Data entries
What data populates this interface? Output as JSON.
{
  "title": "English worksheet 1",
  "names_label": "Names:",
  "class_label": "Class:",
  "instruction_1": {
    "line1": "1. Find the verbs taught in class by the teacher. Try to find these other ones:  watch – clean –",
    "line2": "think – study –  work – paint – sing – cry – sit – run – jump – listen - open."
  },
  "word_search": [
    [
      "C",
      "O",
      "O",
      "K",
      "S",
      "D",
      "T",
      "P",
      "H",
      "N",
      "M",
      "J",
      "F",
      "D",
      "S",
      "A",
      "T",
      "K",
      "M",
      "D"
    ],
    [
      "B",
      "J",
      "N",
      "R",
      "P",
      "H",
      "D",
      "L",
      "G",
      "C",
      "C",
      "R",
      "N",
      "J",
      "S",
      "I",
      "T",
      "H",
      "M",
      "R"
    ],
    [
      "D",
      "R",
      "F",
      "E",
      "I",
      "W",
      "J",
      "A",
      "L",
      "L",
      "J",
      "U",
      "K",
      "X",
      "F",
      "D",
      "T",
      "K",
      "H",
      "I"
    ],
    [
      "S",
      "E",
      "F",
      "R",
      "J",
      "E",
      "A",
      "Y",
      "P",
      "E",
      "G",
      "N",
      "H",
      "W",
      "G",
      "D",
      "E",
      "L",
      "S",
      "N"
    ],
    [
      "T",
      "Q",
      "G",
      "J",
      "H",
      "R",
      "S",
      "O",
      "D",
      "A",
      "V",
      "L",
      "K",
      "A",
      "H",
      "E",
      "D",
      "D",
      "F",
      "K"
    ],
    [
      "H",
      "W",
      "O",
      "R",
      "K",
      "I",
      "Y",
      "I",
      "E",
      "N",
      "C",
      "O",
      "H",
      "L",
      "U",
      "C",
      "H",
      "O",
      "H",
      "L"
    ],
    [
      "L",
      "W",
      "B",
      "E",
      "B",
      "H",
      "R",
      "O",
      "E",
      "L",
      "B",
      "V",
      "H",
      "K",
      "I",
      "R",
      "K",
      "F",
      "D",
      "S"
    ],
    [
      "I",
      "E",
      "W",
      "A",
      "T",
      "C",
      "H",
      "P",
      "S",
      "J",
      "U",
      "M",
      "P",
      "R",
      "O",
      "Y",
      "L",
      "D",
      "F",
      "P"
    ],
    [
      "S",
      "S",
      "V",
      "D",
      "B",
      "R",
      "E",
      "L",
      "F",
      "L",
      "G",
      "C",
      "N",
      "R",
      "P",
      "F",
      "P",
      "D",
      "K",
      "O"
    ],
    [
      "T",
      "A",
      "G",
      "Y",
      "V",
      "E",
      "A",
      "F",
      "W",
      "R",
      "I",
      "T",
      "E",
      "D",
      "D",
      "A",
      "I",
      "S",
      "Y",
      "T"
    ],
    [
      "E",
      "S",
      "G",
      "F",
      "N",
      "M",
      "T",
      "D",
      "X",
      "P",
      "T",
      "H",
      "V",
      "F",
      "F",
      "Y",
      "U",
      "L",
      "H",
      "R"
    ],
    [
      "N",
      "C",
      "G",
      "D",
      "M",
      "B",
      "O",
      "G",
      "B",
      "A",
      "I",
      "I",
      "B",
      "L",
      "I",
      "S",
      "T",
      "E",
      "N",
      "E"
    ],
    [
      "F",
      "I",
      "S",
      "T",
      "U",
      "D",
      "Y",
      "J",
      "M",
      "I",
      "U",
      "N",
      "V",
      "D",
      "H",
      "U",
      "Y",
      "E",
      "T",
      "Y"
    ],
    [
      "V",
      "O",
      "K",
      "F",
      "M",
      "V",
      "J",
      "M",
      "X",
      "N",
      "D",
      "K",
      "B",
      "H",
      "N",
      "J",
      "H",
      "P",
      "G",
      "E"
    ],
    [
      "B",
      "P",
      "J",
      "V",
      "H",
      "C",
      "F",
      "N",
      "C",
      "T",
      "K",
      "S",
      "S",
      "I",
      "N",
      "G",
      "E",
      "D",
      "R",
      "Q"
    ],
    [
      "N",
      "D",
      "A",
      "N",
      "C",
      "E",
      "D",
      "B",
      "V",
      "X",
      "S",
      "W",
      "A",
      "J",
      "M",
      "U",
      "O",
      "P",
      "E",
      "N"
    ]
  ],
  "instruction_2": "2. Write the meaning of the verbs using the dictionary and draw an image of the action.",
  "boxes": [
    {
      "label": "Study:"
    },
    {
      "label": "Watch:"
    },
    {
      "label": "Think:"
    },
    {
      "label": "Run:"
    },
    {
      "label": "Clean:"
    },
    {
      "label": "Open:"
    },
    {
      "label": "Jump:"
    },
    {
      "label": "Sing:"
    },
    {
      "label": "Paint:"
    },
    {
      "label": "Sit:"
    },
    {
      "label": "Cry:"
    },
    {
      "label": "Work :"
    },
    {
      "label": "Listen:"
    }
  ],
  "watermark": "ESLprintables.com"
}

### DIRECTION
Reproduce every line from the entries that holds the word "verbs".

### EXERCISE RESPONSE
    "line1": "1. Find the verbs taught in class by the teacher. Try to find these other ones:  watch – clean –",
  "instruction_2": "2. Write the meaning of the verbs using the dictionary and draw an image of the action.",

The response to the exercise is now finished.